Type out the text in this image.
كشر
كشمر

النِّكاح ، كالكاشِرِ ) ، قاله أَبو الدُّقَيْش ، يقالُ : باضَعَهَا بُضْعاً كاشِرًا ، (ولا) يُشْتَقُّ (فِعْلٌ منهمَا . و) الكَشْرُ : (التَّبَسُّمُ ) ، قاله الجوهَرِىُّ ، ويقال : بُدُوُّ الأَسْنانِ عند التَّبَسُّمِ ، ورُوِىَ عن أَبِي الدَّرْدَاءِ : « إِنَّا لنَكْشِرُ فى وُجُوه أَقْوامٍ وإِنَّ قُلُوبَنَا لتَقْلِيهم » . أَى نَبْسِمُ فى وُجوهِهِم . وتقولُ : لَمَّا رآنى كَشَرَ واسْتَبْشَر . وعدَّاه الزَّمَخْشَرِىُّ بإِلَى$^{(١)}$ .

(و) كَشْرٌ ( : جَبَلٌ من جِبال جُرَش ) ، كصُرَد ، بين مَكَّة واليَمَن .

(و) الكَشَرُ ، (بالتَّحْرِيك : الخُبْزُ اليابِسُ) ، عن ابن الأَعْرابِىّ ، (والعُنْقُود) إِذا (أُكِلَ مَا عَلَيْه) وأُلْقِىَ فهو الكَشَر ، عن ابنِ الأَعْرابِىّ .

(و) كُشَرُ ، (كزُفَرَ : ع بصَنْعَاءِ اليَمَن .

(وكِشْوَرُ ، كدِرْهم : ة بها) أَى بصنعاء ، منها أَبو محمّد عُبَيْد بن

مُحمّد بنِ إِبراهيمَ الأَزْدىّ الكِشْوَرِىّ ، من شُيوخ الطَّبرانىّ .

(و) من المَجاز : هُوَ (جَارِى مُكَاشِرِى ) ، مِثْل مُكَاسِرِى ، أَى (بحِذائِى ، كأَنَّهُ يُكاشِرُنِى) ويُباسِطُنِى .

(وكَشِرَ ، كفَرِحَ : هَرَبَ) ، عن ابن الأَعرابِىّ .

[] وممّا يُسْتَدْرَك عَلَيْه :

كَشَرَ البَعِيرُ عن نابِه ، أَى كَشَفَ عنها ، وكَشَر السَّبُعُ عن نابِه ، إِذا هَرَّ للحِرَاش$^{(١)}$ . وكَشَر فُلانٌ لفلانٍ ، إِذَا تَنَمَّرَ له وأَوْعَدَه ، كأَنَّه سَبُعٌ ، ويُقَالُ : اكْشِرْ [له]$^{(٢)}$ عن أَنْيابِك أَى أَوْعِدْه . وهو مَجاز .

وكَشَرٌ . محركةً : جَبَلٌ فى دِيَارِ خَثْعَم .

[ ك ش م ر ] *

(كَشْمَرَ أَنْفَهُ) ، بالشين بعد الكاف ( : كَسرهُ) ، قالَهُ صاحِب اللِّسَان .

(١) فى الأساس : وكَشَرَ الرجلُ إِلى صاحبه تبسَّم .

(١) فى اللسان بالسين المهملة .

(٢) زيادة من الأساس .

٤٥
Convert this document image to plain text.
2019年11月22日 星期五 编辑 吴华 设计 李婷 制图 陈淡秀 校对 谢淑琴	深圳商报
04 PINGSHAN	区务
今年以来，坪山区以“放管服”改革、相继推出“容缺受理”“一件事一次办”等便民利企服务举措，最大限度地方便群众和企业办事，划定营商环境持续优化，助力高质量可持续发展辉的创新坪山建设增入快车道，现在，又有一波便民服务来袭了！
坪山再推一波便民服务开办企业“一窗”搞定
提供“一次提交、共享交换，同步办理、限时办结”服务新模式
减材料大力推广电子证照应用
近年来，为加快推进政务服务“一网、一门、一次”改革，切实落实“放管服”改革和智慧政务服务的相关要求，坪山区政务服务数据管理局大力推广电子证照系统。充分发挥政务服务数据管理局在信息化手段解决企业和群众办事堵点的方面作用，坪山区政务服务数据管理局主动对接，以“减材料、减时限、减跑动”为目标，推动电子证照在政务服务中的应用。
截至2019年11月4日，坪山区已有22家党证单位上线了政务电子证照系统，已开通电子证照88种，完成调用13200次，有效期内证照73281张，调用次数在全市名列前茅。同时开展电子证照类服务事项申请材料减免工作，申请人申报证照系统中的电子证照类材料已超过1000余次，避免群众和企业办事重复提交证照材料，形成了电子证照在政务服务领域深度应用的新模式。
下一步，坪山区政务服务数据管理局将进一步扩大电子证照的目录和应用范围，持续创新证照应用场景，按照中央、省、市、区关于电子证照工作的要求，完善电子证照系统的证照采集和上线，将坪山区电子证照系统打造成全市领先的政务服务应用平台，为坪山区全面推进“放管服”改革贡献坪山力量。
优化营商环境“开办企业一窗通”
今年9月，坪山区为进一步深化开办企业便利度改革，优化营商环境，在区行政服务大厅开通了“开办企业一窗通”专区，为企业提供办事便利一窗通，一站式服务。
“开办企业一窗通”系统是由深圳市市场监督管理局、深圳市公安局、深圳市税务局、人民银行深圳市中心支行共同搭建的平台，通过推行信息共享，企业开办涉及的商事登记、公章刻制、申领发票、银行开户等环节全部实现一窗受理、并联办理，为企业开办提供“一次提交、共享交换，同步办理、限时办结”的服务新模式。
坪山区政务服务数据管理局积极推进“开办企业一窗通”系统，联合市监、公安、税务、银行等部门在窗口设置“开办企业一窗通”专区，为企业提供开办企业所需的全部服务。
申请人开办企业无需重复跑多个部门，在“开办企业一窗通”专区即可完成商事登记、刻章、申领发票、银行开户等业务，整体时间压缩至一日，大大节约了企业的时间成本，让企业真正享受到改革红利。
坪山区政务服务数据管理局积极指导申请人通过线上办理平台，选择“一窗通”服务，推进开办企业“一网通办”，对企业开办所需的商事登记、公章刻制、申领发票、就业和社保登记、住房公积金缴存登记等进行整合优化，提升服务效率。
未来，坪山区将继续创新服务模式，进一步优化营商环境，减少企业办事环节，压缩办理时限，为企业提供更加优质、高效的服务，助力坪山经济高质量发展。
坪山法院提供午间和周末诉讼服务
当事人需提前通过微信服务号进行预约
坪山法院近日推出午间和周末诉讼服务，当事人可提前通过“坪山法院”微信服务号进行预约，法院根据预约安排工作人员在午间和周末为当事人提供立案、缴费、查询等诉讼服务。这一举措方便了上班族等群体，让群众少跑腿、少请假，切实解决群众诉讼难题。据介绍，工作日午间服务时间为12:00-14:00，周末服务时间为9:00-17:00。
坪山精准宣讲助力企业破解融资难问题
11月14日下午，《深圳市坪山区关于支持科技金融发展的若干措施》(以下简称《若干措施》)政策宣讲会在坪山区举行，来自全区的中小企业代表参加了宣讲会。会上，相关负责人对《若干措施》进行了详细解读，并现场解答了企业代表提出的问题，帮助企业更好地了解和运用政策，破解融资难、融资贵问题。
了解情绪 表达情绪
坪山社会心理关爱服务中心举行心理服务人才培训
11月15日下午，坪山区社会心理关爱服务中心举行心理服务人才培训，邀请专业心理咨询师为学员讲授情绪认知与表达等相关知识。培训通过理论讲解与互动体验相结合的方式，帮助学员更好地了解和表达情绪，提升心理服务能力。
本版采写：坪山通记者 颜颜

====================

◆ **STATED PROBLEM**
Reproduce every line of the material above exactly.

◆ **CORRECT RESPONSE**
Type out the text in this image.
كشر
كشمر

النِّكاح ، كالكاشِرِ ) ، قاله أَبو الدُّقَيْش ، يقالُ : باضَعَهَا بُضْعاً كاشِرًا ، (ولا) يُشْتَقُّ (فِعْلٌ منهمَا . و) الكَشْرُ : (التَّبَسُّمُ ) ، قاله الجوهَرِىُّ ، ويقال : بُدُوُّ الأَسْنانِ عند التَّبَسُّمِ ، ورُوِىَ عن أَبِي الدَّرْدَاءِ : « إِنَّا لنَكْشِرُ فى وُجُوه أَقْوامٍ وإِنَّ قُلُوبَنَا لتَقْلِيهم » . أَى نَبْسِمُ فى وُجوهِهِم . وتقولُ : لَمَّا رآنى كَشَرَ واسْتَبْشَر . وعدَّاه الزَّمَخْشَرِىُّ بإِلَى$^{(١)}$ .

(و) كَشْرٌ ( : جَبَلٌ من جِبال جُرَش ) ، كصُرَد ، بين مَكَّة واليَمَن .

(و) الكَشَرُ ، (بالتَّحْرِيك : الخُبْزُ اليابِسُ) ، عن ابن الأَعْرابِىّ ، (والعُنْقُود) إِذا (أُكِلَ مَا عَلَيْه) وأُلْقِىَ فهو الكَشَر ، عن ابنِ الأَعْرابِىّ .

(و) كُشَرُ ، (كزُفَرَ : ع بصَنْعَاءِ اليَمَن .

(وكِشْوَرُ ، كدِرْهم : ة بها) أَى بصنعاء ، منها أَبو محمّد عُبَيْد بن

مُحمّد بنِ إِبراهيمَ الأَزْدىّ الكِشْوَرِىّ ، من شُيوخ الطَّبرانىّ .

(و) من المَجاز : هُوَ (جَارِى مُكَاشِرِى ) ، مِثْل مُكَاسِرِى ، أَى (بحِذائِى ، كأَنَّهُ يُكاشِرُنِى) ويُباسِطُنِى .

(وكَشِرَ ، كفَرِحَ : هَرَبَ) ، عن ابن الأَعرابِىّ .

[] وممّا يُسْتَدْرَك عَلَيْه :

كَشَرَ البَعِيرُ عن نابِه ، أَى كَشَفَ عنها ، وكَشَر السَّبُعُ عن نابِه ، إِذا هَرَّ للحِرَاش$^{(١)}$ . وكَشَر فُلانٌ لفلانٍ ، إِذَا تَنَمَّرَ له وأَوْعَدَه ، كأَنَّه سَبُعٌ ، ويُقَالُ : اكْشِرْ [له]$^{(٢)}$ عن أَنْيابِك أَى أَوْعِدْه . وهو مَجاز .

وكَشَرٌ . محركةً : جَبَلٌ فى دِيَارِ خَثْعَم .

[ ك ش م ر ] *

(كَشْمَرَ أَنْفَهُ) ، بالشين بعد الكاف ( : كَسرهُ) ، قالَهُ صاحِب اللِّسَان .

(١) فى الأساس : وكَشَرَ الرجلُ إِلى صاحبه تبسَّم .

(١) فى اللسان بالسين المهملة .

(٢) زيادة من الأساس .

٤٥
Convert this document image to plain text.
2019年11月22日 星期五 编辑 吴华 设计 李婷 制图 陈淡秀 校对 谢淑琴	深圳商报
04 PINGSHAN	区务
今年以来，坪山区以“放管服”改革、相继推出“容缺受理”“一件事一次办”等便民利企服务举措，最大限度地方便群众和企业办事，划定营商环境持续优化，助力高质量可持续发展辉的创新坪山建设增入快车道，现在，又有一波便民服务来袭了！
坪山再推一波便民服务开办企业“一窗”搞定
提供“一次提交、共享交换，同步办理、限时办结”服务新模式
减材料大力推广电子证照应用
近年来，为加快推进政务服务“一网、一门、一次”改革，切实落实“放管服”改革和智慧政务服务的相关要求，坪山区政务服务数据管理局大力推广电子证照系统。充分发挥政务服务数据管理局在信息化手段解决企业和群众办事堵点的方面作用，坪山区政务服务数据管理局主动对接，以“减材料、减时限、减跑动”为目标，推动电子证照在政务服务中的应用。
截至2019年11月4日，坪山区已有22家党证单位上线了政务电子证照系统，已开通电子证照88种，完成调用13200次，有效期内证照73281张，调用次数在全市名列前茅。同时开展电子证照类服务事项申请材料减免工作，申请人申报证照系统中的电子证照类材料已超过1000余次，避免群众和企业办事重复提交证照材料，形成了电子证照在政务服务领域深度应用的新模式。
下一步，坪山区政务服务数据管理局将进一步扩大电子证照的目录和应用范围，持续创新证照应用场景，按照中央、省、市、区关于电子证照工作的要求，完善电子证照系统的证照采集和上线，将坪山区电子证照系统打造成全市领先的政务服务应用平台，为坪山区全面推进“放管服”改革贡献坪山力量。
优化营商环境“开办企业一窗通”
今年9月，坪山区为进一步深化开办企业便利度改革，优化营商环境，在区行政服务大厅开通了“开办企业一窗通”专区，为企业提供办事便利一窗通，一站式服务。
“开办企业一窗通”系统是由深圳市市场监督管理局、深圳市公安局、深圳市税务局、人民银行深圳市中心支行共同搭建的平台，通过推行信息共享，企业开办涉及的商事登记、公章刻制、申领发票、银行开户等环节全部实现一窗受理、并联办理，为企业开办提供“一次提交、共享交换，同步办理、限时办结”的服务新模式。
坪山区政务服务数据管理局积极推进“开办企业一窗通”系统，联合市监、公安、税务、银行等部门在窗口设置“开办企业一窗通”专区，为企业提供开办企业所需的全部服务。
申请人开办企业无需重复跑多个部门，在“开办企业一窗通”专区即可完成商事登记、刻章、申领发票、银行开户等业务，整体时间压缩至一日，大大节约了企业的时间成本，让企业真正享受到改革红利。
坪山区政务服务数据管理局积极指导申请人通过线上办理平台，选择“一窗通”服务，推进开办企业“一网通办”，对企业开办所需的商事登记、公章刻制、申领发票、就业和社保登记、住房公积金缴存登记等进行整合优化，提升服务效率。
未来，坪山区将继续创新服务模式，进一步优化营商环境，减少企业办事环节，压缩办理时限，为企业提供更加优质、高效的服务，助力坪山经济高质量发展。
坪山法院提供午间和周末诉讼服务
当事人需提前通过微信服务号进行预约
坪山法院近日推出午间和周末诉讼服务，当事人可提前通过“坪山法院”微信服务号进行预约，法院根据预约安排工作人员在午间和周末为当事人提供立案、缴费、查询等诉讼服务。这一举措方便了上班族等群体，让群众少跑腿、少请假，切实解决群众诉讼难题。据介绍，工作日午间服务时间为12:00-14:00，周末服务时间为9:00-17:00。
坪山精准宣讲助力企业破解融资难问题
11月14日下午，《深圳市坪山区关于支持科技金融发展的若干措施》(以下简称《若干措施》)政策宣讲会在坪山区举行，来自全区的中小企业代表参加了宣讲会。会上，相关负责人对《若干措施》进行了详细解读，并现场解答了企业代表提出的问题，帮助企业更好地了解和运用政策，破解融资难、融资贵问题。
了解情绪 表达情绪
坪山社会心理关爱服务中心举行心理服务人才培训
11月15日下午，坪山区社会心理关爱服务中心举行心理服务人才培训，邀请专业心理咨询师为学员讲授情绪认知与表达等相关知识。培训通过理论讲解与互动体验相结合的方式，帮助学员更好地了解和表达情绪，提升心理服务能力。
本版采写：坪山通记者 颜颜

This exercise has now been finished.